▶ _TEXT BLOCK_

• • • • •

This is a list of standards and conventions that we follow in the different codebases we work on. These standards are designed to ensure consistency, readability, and maintainability of the codebase. The codebases will be converted to the standards and conventions listed below. These are not meant to be exhaustive, but rather a simple enough set of rules that can be easily followed by all team members and contributors without much overhead. The goal is predictability, consistency, and maintainability but not rigidigty that discourages creativity, innovation, or participation.

Table of Contents

Features, Commits, and Pull Requests

Features, Commits, and Pull Requests

Commit Messages

  1. Keep titles short and describe the core change.
  2. Use the commit message body for additional "what" and "why" details.

Branching Strategy

  1. Use main as the stable, production-ready branch and develop for integrating feature branches and testing.
  2. Create branches from develop with the naming convention feature/author/feature-name. Valid prefixes are:
    • feature/ for new features.
    • bug/ for bug fixes.
    • enhancement/ for enhancements like performance improvements, etc.
    • refactor/ for refactoring.
    • chore/ for maintenance tasks like updating dependencies, tests, etc.
  3. Make regular commits with descriptive messages on the feature branch.
  4. Create a pull request from the feature branch to develop for tracking changes and code review.
  5. Merge the feature branch into develop after approval.
  6. Regularly merge develop into main for stable production changes.
  7. Delete feature branches after merging develop into main.
  8. Keep your local develop branch updated with the remote.

Hotfix Branches

  1. Create a hotfix branch from main for critical bugs in production in the format hotfix/author/issue-name.
  2. Make fixes in the hotfix branch and create a pull request to merge changes into main and develop.
  3. After approval and passing tests, merge the hotfix branch into main and develop, then delete the branch.

Merge Conflict Resolution

  1. Review conflicting changes carefully.
  2. Communicate with developers for clarity.
  3. Select appropriate changes and ensure correctness.
  4. Thoroughly test merged code.
  5. Commit resolved merge and complete pull request.

Pull Request Guidelines

  1. Provide a clear, concise title.
  2. Include a description of the branch's purpose.
  3. Link to related issues or tickets so issues can be closed and users/clients can be notified.

• • • • •

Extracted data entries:

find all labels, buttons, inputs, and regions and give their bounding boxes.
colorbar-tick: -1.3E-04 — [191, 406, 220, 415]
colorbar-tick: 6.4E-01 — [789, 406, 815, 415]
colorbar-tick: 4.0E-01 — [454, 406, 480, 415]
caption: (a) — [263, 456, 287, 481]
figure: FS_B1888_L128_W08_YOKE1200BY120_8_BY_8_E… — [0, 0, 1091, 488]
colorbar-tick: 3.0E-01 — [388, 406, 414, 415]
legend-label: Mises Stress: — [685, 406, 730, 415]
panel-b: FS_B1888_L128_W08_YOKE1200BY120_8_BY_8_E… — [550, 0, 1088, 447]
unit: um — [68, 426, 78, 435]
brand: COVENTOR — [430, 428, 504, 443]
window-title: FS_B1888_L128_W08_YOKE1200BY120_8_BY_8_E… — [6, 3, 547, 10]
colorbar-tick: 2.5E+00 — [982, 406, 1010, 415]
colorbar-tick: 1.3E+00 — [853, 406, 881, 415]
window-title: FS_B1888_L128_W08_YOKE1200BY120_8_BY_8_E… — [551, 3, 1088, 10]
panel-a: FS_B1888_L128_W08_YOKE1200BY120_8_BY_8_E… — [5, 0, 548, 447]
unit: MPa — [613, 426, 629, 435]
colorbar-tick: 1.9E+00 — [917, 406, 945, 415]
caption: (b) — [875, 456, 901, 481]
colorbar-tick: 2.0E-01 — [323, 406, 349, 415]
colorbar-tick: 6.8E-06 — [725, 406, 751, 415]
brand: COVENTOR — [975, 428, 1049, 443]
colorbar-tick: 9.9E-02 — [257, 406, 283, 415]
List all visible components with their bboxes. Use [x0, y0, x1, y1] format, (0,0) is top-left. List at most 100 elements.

• • • • •

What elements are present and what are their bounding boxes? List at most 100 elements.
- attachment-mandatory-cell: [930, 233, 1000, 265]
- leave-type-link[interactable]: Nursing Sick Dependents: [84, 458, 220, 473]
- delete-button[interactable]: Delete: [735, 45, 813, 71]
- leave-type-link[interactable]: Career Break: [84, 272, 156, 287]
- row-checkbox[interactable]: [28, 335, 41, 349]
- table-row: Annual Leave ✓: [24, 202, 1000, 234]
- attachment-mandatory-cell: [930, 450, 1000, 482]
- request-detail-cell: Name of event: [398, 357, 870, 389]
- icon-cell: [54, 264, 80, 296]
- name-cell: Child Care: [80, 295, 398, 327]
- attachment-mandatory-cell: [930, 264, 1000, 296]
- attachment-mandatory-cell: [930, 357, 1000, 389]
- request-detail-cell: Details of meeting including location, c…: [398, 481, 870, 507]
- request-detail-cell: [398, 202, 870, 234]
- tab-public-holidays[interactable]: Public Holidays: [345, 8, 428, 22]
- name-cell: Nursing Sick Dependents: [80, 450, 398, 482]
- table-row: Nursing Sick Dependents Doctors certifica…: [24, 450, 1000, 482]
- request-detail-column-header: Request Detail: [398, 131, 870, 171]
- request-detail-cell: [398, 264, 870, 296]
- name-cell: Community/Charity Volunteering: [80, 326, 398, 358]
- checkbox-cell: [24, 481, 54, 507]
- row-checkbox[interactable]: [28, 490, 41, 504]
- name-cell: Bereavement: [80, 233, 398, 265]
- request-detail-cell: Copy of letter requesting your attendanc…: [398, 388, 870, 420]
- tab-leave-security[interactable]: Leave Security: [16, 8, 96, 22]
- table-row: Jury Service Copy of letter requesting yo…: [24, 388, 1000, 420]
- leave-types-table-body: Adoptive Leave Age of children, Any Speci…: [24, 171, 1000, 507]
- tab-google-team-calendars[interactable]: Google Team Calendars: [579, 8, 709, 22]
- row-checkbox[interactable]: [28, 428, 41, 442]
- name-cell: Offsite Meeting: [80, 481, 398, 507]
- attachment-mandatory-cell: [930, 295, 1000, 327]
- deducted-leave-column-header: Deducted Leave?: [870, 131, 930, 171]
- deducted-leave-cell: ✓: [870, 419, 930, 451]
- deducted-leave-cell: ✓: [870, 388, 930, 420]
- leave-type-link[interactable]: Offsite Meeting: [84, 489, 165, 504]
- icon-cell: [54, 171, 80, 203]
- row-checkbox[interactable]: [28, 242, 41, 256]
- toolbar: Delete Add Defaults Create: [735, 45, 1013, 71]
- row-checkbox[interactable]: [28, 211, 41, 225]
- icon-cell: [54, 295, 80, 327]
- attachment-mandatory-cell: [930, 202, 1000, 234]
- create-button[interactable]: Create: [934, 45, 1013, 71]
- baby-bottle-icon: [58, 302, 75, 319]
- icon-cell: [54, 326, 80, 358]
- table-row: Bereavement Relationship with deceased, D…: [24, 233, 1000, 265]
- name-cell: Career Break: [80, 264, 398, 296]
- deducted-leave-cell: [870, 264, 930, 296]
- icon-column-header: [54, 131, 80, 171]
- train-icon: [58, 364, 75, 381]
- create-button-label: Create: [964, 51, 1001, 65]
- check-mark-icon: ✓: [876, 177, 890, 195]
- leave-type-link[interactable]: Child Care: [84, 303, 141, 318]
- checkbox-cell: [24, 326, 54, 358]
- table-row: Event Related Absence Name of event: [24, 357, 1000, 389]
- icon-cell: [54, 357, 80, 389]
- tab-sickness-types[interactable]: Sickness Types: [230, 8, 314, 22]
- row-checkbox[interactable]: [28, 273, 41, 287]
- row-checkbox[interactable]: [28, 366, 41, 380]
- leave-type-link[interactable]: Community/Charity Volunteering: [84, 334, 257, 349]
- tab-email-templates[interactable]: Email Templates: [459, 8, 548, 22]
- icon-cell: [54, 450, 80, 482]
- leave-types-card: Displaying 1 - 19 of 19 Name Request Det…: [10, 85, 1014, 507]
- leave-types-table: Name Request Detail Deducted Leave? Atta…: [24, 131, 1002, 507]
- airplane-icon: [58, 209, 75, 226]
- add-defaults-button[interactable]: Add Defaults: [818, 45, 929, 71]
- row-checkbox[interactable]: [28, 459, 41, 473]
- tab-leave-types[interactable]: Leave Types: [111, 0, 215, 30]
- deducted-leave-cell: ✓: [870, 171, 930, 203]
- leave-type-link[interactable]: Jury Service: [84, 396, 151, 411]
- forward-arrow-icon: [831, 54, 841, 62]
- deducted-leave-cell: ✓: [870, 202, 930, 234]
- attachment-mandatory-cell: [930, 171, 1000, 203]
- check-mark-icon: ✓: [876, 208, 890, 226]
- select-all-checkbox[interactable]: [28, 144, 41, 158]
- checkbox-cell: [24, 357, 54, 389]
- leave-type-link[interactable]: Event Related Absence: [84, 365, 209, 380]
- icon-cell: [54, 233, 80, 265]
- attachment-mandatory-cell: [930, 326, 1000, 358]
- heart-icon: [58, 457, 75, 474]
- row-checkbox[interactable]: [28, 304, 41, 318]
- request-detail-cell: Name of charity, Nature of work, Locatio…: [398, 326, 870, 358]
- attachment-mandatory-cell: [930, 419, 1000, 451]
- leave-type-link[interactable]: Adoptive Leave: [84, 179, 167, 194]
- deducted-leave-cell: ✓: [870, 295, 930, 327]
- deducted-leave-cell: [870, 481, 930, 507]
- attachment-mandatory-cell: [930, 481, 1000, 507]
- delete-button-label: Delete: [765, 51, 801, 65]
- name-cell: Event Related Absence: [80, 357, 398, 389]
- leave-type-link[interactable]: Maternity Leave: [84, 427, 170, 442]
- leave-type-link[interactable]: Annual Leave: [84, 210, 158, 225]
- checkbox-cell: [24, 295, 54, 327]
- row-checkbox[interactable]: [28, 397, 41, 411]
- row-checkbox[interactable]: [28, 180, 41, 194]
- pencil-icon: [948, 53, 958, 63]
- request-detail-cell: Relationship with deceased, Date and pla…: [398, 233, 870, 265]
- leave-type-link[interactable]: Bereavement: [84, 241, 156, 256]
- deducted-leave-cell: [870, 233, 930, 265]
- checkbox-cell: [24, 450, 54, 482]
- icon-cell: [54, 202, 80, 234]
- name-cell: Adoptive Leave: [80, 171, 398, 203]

• • • • •

▶ _DIRECTIVES_
• A. Return the portion of the coding standards passage starting at "1. Review conflicting" and ending at "the branch's purpose.".
• B. In the coding standards passage, which branch prefix is used for maintenance tasks such as updating dependencies?
The extracted data entries are not needed for this work.

▶ _CORRECT ANSWERS_
• A.
1. Review conflicting changes carefully.
  2. Communicate with developers for clarity.
  3. Select appropriate changes and ensure correctness.
  4. Thoroughly test merged code.
  5. Commit resolved merge and complete pull request.

Pull Request Guidelines

  1. Provide a clear, concise title.
  2. Include a description of the branch's purpose.

• B. The chore/ prefix.